In the copy, include every entry exactly but none of the images.

Entries with figure data

※

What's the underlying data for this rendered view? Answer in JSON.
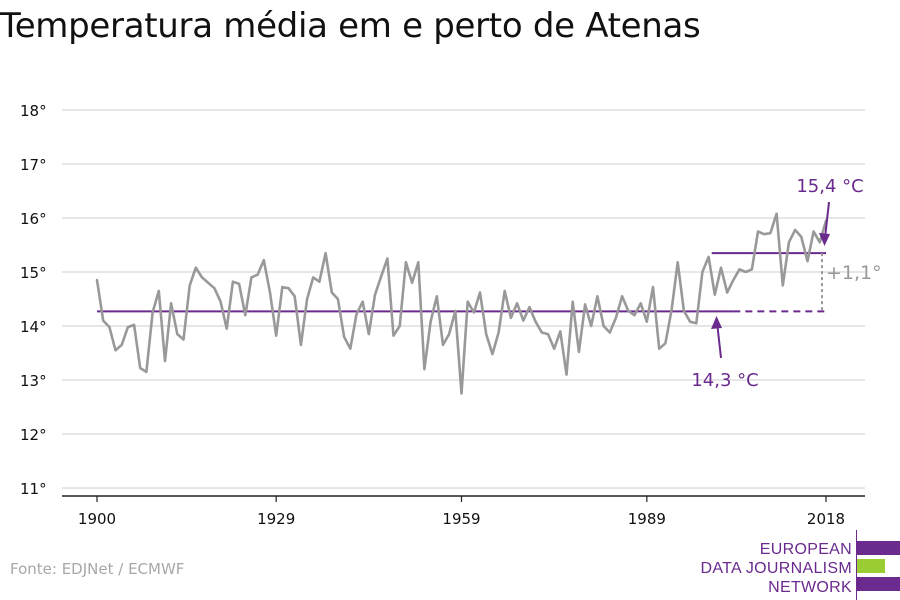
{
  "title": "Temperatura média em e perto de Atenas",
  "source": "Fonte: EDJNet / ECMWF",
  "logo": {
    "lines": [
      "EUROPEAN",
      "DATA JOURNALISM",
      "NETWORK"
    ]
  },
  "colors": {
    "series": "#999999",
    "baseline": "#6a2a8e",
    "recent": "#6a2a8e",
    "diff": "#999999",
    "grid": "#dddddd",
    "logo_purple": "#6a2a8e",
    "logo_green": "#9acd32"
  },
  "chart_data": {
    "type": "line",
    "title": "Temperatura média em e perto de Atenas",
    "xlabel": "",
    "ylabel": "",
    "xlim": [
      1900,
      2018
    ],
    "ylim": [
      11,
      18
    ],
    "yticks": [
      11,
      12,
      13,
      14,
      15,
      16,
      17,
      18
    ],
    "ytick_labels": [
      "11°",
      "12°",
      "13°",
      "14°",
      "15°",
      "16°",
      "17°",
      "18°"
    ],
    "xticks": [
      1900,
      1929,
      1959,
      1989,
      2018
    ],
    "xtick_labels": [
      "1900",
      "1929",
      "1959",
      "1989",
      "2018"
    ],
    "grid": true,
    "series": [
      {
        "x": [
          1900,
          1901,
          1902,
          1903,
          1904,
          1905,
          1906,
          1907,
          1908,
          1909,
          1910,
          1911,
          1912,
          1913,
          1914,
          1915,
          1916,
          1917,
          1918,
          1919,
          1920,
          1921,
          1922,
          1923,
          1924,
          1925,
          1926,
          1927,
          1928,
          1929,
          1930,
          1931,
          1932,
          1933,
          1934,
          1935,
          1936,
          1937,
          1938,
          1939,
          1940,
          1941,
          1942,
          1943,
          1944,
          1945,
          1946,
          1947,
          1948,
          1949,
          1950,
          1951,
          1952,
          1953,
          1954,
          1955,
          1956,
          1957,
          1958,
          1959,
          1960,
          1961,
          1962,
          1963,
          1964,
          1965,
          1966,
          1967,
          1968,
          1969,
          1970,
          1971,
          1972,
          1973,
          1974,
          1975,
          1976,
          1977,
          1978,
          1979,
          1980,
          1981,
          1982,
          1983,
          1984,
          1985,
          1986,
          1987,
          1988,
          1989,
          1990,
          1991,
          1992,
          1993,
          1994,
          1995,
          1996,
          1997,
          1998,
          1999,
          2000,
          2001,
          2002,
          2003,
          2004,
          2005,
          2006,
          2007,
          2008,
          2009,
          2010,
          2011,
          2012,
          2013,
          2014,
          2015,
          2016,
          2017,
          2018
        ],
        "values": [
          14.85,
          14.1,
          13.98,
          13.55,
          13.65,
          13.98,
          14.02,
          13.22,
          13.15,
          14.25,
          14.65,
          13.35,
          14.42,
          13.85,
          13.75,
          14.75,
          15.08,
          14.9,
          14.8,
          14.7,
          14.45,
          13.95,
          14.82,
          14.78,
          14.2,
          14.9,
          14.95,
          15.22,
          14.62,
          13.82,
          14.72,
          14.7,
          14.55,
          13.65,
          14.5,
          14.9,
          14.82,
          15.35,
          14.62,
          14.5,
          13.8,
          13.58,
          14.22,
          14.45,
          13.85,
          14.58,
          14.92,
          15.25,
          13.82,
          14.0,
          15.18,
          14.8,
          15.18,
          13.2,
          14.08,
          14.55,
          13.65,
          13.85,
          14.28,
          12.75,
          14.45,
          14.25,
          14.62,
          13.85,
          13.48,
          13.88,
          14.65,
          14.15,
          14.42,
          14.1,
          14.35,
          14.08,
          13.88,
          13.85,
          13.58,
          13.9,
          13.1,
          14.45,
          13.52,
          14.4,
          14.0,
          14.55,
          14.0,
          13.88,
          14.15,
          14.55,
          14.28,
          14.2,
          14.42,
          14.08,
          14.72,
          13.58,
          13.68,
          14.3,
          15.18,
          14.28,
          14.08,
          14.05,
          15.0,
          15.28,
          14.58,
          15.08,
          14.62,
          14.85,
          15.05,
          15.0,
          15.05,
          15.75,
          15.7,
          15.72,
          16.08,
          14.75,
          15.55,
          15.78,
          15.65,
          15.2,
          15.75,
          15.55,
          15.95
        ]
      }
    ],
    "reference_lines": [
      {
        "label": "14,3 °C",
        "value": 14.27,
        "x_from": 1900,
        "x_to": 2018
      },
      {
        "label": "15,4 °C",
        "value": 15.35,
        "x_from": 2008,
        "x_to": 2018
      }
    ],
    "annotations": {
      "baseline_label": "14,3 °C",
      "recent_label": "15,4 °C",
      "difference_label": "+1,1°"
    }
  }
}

※

== Solution for this exercise ==
What's the underlying data for this rendered view? Answer in JSON.
{
  "title": "Temperatura média em e perto de Atenas",
  "source": "Fonte: EDJNet / ECMWF",
  "logo": {
    "lines": [
      "EUROPEAN",
      "DATA JOURNALISM",
      "NETWORK"
    ]
  },
  "colors": {
    "series": "#999999",
    "baseline": "#6a2a8e",
    "recent": "#6a2a8e",
    "diff": "#999999",
    "grid": "#dddddd",
    "logo_purple": "#6a2a8e",
    "logo_green": "#9acd32"
  },
  "chart_data": {
    "type": "line",
    "title": "Temperatura média em e perto de Atenas",
    "xlabel": "",
    "ylabel": "",
    "xlim": [
      1900,
      2018
    ],
    "ylim": [
      11,
      18
    ],
    "yticks": [
      11,
      12,
      13,
      14,
      15,
      16,
      17,
      18
    ],
    "ytick_labels": [
      "11°",
      "12°",
      "13°",
      "14°",
      "15°",
      "16°",
      "17°",
      "18°"
    ],
    "xticks": [
      1900,
      1929,
      1959,
      1989,
      2018
    ],
    "xtick_labels": [
      "1900",
      "1929",
      "1959",
      "1989",
      "2018"
    ],
    "grid": true,
    "series": [
      {
        "x": [
          1900,
          1901,
          1902,
          1903,
          1904,
          1905,
          1906,
          1907,
          1908,
          1909,
          1910,
          1911,
          1912,
          1913,
          1914,
          1915,
          1916,
          1917,
          1918,
          1919,
          1920,
          1921,
          1922,
          1923,
          1924,
          1925,
          1926,
          1927,
          1928,
          1929,
          1930,
          1931,
          1932,
          1933,
          1934,
          1935,
          1936,
          1937,
          1938,
          1939,
          1940,
          1941,
          1942,
          1943,
          1944,
          1945,
          1946,
          1947,
          1948,
          1949,
          1950,
          1951,
          1952,
          1953,
          1954,
          1955,
          1956,
          1957,
          1958,
          1959,
          1960,
          1961,
          1962,
          1963,
          1964,
          1965,
          1966,
          1967,
          1968,
          1969,
          1970,
          1971,
          1972,
          1973,
          1974,
          1975,
          1976,
          1977,
          1978,
          1979,
          1980,
          1981,
          1982,
          1983,
          1984,
          1985,
          1986,
          1987,
          1988,
          1989,
          1990,
          1991,
          1992,
          1993,
          1994,
          1995,
          1996,
          1997,
          1998,
          1999,
          2000,
          2001,
          2002,
          2003,
          2004,
          2005,
          2006,
          2007,
          2008,
          2009,
          2010,
          2011,
          2012,
          2013,
          2014,
          2015,
          2016,
          2017,
          2018
        ],
        "values": [
          14.85,
          14.1,
          13.98,
          13.55,
          13.65,
          13.98,
          14.02,
          13.22,
          13.15,
          14.25,
          14.65,
          13.35,
          14.42,
          13.85,
          13.75,
          14.75,
          15.08,
          14.9,
          14.8,
          14.7,
          14.45,
          13.95,
          14.82,
          14.78,
          14.2,
          14.9,
          14.95,
          15.22,
          14.62,
          13.82,
          14.72,
          14.7,
          14.55,
          13.65,
          14.5,
          14.9,
          14.82,
          15.35,
          14.62,
          14.5,
          13.8,
          13.58,
          14.22,
          14.45,
          13.85,
          14.58,
          14.92,
          15.25,
          13.82,
          14.0,
          15.18,
          14.8,
          15.18,
          13.2,
          14.08,
          14.55,
          13.65,
          13.85,
          14.28,
          12.75,
          14.45,
          14.25,
          14.62,
          13.85,
          13.48,
          13.88,
          14.65,
          14.15,
          14.42,
          14.1,
          14.35,
          14.08,
          13.88,
          13.85,
          13.58,
          13.9,
          13.1,
          14.45,
          13.52,
          14.4,
          14.0,
          14.55,
          14.0,
          13.88,
          14.15,
          14.55,
          14.28,
          14.2,
          14.42,
          14.08,
          14.72,
          13.58,
          13.68,
          14.3,
          15.18,
          14.28,
          14.08,
          14.05,
          15.0,
          15.28,
          14.58,
          15.08,
          14.62,
          14.85,
          15.05,
          15.0,
          15.05,
          15.75,
          15.7,
          15.72,
          16.08,
          14.75,
          15.55,
          15.78,
          15.65,
          15.2,
          15.75,
          15.55,
          15.95
        ]
      }
    ],
    "reference_lines": [
      {
        "label": "14,3 °C",
        "value": 14.27,
        "x_from": 1900,
        "x_to": 2018
      },
      {
        "label": "15,4 °C",
        "value": 15.35,
        "x_from": 2008,
        "x_to": 2018
      }
    ],
    "annotations": {
      "baseline_label": "14,3 °C",
      "recent_label": "15,4 °C",
      "difference_label": "+1,1°"
    }
  }
}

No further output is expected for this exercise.